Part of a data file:
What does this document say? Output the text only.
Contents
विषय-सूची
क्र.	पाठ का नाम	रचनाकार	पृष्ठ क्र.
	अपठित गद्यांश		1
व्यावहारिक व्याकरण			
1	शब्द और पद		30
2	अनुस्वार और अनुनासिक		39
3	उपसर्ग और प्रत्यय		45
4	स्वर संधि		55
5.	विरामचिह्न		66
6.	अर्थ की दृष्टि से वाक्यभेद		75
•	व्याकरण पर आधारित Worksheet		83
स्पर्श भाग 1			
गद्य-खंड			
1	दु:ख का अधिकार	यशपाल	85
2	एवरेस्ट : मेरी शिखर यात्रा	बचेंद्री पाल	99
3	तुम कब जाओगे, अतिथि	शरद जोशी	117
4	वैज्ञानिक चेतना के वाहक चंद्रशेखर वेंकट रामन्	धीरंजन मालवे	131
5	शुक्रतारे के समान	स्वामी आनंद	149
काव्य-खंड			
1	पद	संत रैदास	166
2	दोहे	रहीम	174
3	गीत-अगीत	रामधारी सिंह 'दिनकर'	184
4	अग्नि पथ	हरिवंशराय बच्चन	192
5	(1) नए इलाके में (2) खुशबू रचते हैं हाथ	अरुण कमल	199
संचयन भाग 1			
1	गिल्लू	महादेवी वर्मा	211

## TASK:
Set down all of the data above, word for word.

## EXERCISE OUTPUT:
What does this document say? Output the text only.
Contents
विषय-सूची
क्र.	पाठ का नाम	रचनाकार	पृष्ठ क्र.
	अपठित गद्यांश		1
व्यावहारिक व्याकरण			
1	शब्द और पद		30
2	अनुस्वार और अनुनासिक		39
3	उपसर्ग और प्रत्यय		45
4	स्वर संधि		55
5.	विरामचिह्न		66
6.	अर्थ की दृष्टि से वाक्यभेद		75
•	व्याकरण पर आधारित Worksheet		83
स्पर्श भाग 1			
गद्य-खंड			
1	दु:ख का अधिकार	यशपाल	85
2	एवरेस्ट : मेरी शिखर यात्रा	बचेंद्री पाल	99
3	तुम कब जाओगे, अतिथि	शरद जोशी	117
4	वैज्ञानिक चेतना के वाहक चंद्रशेखर वेंकट रामन्	धीरंजन मालवे	131
5	शुक्रतारे के समान	स्वामी आनंद	149
काव्य-खंड			
1	पद	संत रैदास	166
2	दोहे	रहीम	174
3	गीत-अगीत	रामधारी सिंह 'दिनकर'	184
4	अग्नि पथ	हरिवंशराय बच्चन	192
5	(1) नए इलाके में (2) खुशबू रचते हैं हाथ	अरुण कमल	199
संचयन भाग 1			
1	गिल्लू	महादेवी वर्मा	211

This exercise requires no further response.